Records
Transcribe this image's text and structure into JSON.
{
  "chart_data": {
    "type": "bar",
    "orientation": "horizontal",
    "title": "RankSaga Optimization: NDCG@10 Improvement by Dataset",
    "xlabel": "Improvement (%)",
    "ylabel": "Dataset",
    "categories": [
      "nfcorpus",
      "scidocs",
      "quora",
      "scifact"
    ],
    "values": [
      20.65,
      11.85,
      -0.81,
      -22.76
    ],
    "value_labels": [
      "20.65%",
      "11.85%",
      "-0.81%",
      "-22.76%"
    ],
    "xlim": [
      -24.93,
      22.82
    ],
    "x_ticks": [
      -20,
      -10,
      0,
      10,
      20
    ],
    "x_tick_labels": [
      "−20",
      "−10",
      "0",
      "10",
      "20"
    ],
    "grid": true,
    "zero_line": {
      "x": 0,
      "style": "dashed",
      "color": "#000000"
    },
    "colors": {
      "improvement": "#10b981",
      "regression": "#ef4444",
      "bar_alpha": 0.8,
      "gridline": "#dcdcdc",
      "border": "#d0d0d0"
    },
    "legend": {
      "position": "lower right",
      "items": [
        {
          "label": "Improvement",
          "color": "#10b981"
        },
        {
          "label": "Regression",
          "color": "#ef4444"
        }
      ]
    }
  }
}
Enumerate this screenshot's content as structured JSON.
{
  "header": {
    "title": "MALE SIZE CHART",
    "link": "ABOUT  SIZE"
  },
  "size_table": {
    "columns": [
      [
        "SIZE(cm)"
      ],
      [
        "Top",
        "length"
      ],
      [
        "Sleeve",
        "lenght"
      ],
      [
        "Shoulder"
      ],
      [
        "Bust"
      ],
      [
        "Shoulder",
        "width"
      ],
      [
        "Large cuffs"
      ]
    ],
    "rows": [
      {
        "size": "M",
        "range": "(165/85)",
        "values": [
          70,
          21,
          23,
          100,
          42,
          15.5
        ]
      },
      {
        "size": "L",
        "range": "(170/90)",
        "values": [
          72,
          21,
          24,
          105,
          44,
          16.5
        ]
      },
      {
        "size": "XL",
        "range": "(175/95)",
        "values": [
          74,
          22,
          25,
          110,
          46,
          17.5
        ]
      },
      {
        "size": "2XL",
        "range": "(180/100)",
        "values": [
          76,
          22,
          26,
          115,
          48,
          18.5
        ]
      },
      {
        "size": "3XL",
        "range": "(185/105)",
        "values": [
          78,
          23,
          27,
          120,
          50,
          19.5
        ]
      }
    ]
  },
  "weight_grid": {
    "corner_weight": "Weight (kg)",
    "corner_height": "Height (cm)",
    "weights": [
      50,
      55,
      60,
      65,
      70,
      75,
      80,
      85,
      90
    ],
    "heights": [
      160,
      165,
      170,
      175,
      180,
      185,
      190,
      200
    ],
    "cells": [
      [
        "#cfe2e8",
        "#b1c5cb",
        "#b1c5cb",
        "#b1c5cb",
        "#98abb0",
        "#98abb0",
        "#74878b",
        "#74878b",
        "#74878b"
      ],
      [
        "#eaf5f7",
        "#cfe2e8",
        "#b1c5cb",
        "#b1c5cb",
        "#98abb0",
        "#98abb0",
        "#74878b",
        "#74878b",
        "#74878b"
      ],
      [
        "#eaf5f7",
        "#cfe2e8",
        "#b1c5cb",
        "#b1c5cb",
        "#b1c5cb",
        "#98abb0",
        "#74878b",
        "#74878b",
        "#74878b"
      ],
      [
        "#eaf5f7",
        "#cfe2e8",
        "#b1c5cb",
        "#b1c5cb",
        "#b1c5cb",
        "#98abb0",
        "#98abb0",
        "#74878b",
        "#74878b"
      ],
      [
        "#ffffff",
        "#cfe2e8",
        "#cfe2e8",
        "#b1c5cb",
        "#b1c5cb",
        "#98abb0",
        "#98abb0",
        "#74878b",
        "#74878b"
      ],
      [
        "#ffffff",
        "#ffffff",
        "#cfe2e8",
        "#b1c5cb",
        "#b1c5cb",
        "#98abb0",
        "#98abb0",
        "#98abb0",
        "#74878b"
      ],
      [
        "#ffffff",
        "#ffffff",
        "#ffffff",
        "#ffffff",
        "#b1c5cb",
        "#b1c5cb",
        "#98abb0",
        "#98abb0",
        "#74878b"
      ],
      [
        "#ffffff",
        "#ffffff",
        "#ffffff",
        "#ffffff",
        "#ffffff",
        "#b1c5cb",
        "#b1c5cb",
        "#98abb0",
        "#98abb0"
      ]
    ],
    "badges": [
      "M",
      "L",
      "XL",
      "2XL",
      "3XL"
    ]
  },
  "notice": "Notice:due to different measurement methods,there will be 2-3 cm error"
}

**Objective**
Give only the number of lines in the data that include the string "this".

**Answer below**
2